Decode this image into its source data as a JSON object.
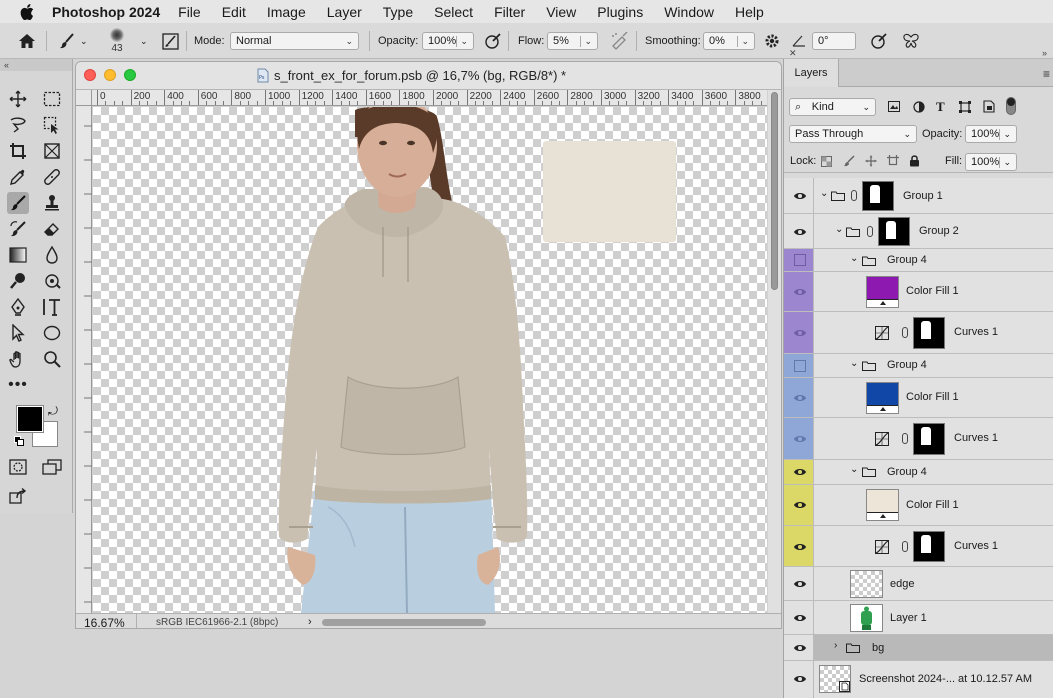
{
  "menubar": {
    "app": "Photoshop 2024",
    "items": [
      "File",
      "Edit",
      "Image",
      "Layer",
      "Type",
      "Select",
      "Filter",
      "View",
      "Plugins",
      "Window",
      "Help"
    ]
  },
  "options": {
    "brush_size": "43",
    "mode_label": "Mode:",
    "mode_value": "Normal",
    "opacity_label": "Opacity:",
    "opacity_value": "100%",
    "flow_label": "Flow:",
    "flow_value": "5%",
    "smoothing_label": "Smoothing:",
    "smoothing_value": "0%",
    "angle_value": "0°"
  },
  "document": {
    "title": "s_front_ex_for_forum.psb @ 16,7% (bg, RGB/8*) *",
    "zoom": "16.67%",
    "profile": "sRGB IEC61966-2.1 (8bpc)",
    "ruler_labels": [
      "0",
      "200",
      "400",
      "600",
      "800",
      "1000",
      "1200",
      "1400",
      "1600",
      "1800",
      "2000",
      "2200",
      "2400",
      "2600",
      "2800",
      "3000",
      "3200",
      "3400",
      "3600",
      "3800"
    ]
  },
  "colors": {
    "hoodie": "#c9c0b2",
    "swatch": "#e8e1d5",
    "purple": "#8d19b1",
    "blue": "#1147a6",
    "beige": "#ede5d7",
    "label_purple": "#9c86cf",
    "label_blue": "#8fa7d6",
    "label_yellow": "#dcd868",
    "traffic_red": "#ff5f57",
    "traffic_yellow": "#febc2e",
    "traffic_green": "#28c840"
  },
  "layers_panel": {
    "tab": "Layers",
    "filter_kind": "Kind",
    "blend_mode": "Pass Through",
    "opacity_label": "Opacity:",
    "opacity_value": "100%",
    "lock_label": "Lock:",
    "fill_label": "Fill:",
    "fill_value": "100%",
    "layers": [
      {
        "name": "Group 1",
        "kind": "group"
      },
      {
        "name": "Group 2",
        "kind": "group"
      },
      {
        "name": "Group 4",
        "kind": "group"
      },
      {
        "name": "Color Fill 1",
        "kind": "fill"
      },
      {
        "name": "Curves 1",
        "kind": "curves"
      },
      {
        "name": "Group 4",
        "kind": "group"
      },
      {
        "name": "Color Fill 1",
        "kind": "fill"
      },
      {
        "name": "Curves 1",
        "kind": "curves"
      },
      {
        "name": "Group 4",
        "kind": "group"
      },
      {
        "name": "Color Fill 1",
        "kind": "fill"
      },
      {
        "name": "Curves 1",
        "kind": "curves"
      },
      {
        "name": "edge",
        "kind": "pixel"
      },
      {
        "name": "Layer 1",
        "kind": "pixel"
      },
      {
        "name": "bg",
        "kind": "group"
      },
      {
        "name": "Screenshot 2024-... at 10.12.57 AM",
        "kind": "smart"
      }
    ]
  }
}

What to do:
Leaving all pictures aside, quote each record exactly.

Solution to the problem:
Decode this image into its source data as a JSON object.
{
  "menubar": {
    "app": "Photoshop 2024",
    "items": [
      "File",
      "Edit",
      "Image",
      "Layer",
      "Type",
      "Select",
      "Filter",
      "View",
      "Plugins",
      "Window",
      "Help"
    ]
  },
  "options": {
    "brush_size": "43",
    "mode_label": "Mode:",
    "mode_value": "Normal",
    "opacity_label": "Opacity:",
    "opacity_value": "100%",
    "flow_label": "Flow:",
    "flow_value": "5%",
    "smoothing_label": "Smoothing:",
    "smoothing_value": "0%",
    "angle_value": "0°"
  },
  "document": {
    "title": "s_front_ex_for_forum.psb @ 16,7% (bg, RGB/8*) *",
    "zoom": "16.67%",
    "profile": "sRGB IEC61966-2.1 (8bpc)",
    "ruler_labels": [
      "0",
      "200",
      "400",
      "600",
      "800",
      "1000",
      "1200",
      "1400",
      "1600",
      "1800",
      "2000",
      "2200",
      "2400",
      "2600",
      "2800",
      "3000",
      "3200",
      "3400",
      "3600",
      "3800"
    ]
  },
  "colors": {
    "hoodie": "#c9c0b2",
    "swatch": "#e8e1d5",
    "purple": "#8d19b1",
    "blue": "#1147a6",
    "beige": "#ede5d7",
    "label_purple": "#9c86cf",
    "label_blue": "#8fa7d6",
    "label_yellow": "#dcd868",
    "traffic_red": "#ff5f57",
    "traffic_yellow": "#febc2e",
    "traffic_green": "#28c840"
  },
  "layers_panel": {
    "tab": "Layers",
    "filter_kind": "Kind",
    "blend_mode": "Pass Through",
    "opacity_label": "Opacity:",
    "opacity_value": "100%",
    "lock_label": "Lock:",
    "fill_label": "Fill:",
    "fill_value": "100%",
    "layers": [
      {
        "name": "Group 1",
        "kind": "group"
      },
      {
        "name": "Group 2",
        "kind": "group"
      },
      {
        "name": "Group 4",
        "kind": "group"
      },
      {
        "name": "Color Fill 1",
        "kind": "fill"
      },
      {
        "name": "Curves 1",
        "kind": "curves"
      },
      {
        "name": "Group 4",
        "kind": "group"
      },
      {
        "name": "Color Fill 1",
        "kind": "fill"
      },
      {
        "name": "Curves 1",
        "kind": "curves"
      },
      {
        "name": "Group 4",
        "kind": "group"
      },
      {
        "name": "Color Fill 1",
        "kind": "fill"
      },
      {
        "name": "Curves 1",
        "kind": "curves"
      },
      {
        "name": "edge",
        "kind": "pixel"
      },
      {
        "name": "Layer 1",
        "kind": "pixel"
      },
      {
        "name": "bg",
        "kind": "group"
      },
      {
        "name": "Screenshot 2024-... at 10.12.57 AM",
        "kind": "smart"
      }
    ]
  }
}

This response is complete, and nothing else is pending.